### Problem
Copy out every line exactly as given.

Dataset items
= = = = =

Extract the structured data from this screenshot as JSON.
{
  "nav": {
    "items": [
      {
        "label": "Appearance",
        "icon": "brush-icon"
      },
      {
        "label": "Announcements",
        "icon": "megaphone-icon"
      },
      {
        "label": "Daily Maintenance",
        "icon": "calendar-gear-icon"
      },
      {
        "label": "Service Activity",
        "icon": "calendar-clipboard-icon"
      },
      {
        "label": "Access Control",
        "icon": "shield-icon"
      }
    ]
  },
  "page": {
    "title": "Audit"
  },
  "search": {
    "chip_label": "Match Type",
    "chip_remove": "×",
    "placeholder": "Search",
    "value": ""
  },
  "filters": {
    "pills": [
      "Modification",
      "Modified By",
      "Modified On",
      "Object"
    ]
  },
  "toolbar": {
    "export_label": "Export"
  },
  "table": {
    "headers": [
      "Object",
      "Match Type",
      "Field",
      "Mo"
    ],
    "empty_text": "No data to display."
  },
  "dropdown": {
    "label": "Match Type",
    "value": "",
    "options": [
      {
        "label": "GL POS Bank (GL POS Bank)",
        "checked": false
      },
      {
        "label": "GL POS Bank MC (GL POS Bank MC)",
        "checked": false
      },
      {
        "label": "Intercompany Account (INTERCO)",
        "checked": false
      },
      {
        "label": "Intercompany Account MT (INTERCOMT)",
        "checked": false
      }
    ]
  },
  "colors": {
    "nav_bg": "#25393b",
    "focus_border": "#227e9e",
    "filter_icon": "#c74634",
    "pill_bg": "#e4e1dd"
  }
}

= = = = =

### The response
Extract the structured data from this screenshot as JSON.
{
  "nav": {
    "items": [
      {
        "label": "Appearance",
        "icon": "brush-icon"
      },
      {
        "label": "Announcements",
        "icon": "megaphone-icon"
      },
      {
        "label": "Daily Maintenance",
        "icon": "calendar-gear-icon"
      },
      {
        "label": "Service Activity",
        "icon": "calendar-clipboard-icon"
      },
      {
        "label": "Access Control",
        "icon": "shield-icon"
      }
    ]
  },
  "page": {
    "title": "Audit"
  },
  "search": {
    "chip_label": "Match Type",
    "chip_remove": "×",
    "placeholder": "Search",
    "value": ""
  },
  "filters": {
    "pills": [
      "Modification",
      "Modified By",
      "Modified On",
      "Object"
    ]
  },
  "toolbar": {
    "export_label": "Export"
  },
  "table": {
    "headers": [
      "Object",
      "Match Type",
      "Field",
      "Mo"
    ],
    "empty_text": "No data to display."
  },
  "dropdown": {
    "label": "Match Type",
    "value": "",
    "options": [
      {
        "label": "GL POS Bank (GL POS Bank)",
        "checked": false
      },
      {
        "label": "GL POS Bank MC (GL POS Bank MC)",
        "checked": false
      },
      {
        "label": "Intercompany Account (INTERCO)",
        "checked": false
      },
      {
        "label": "Intercompany Account MT (INTERCOMT)",
        "checked": false
      }
    ]
  },
  "colors": {
    "nav_bg": "#25393b",
    "focus_border": "#227e9e",
    "filter_icon": "#c74634",
    "pill_bg": "#e4e1dd"
  }
}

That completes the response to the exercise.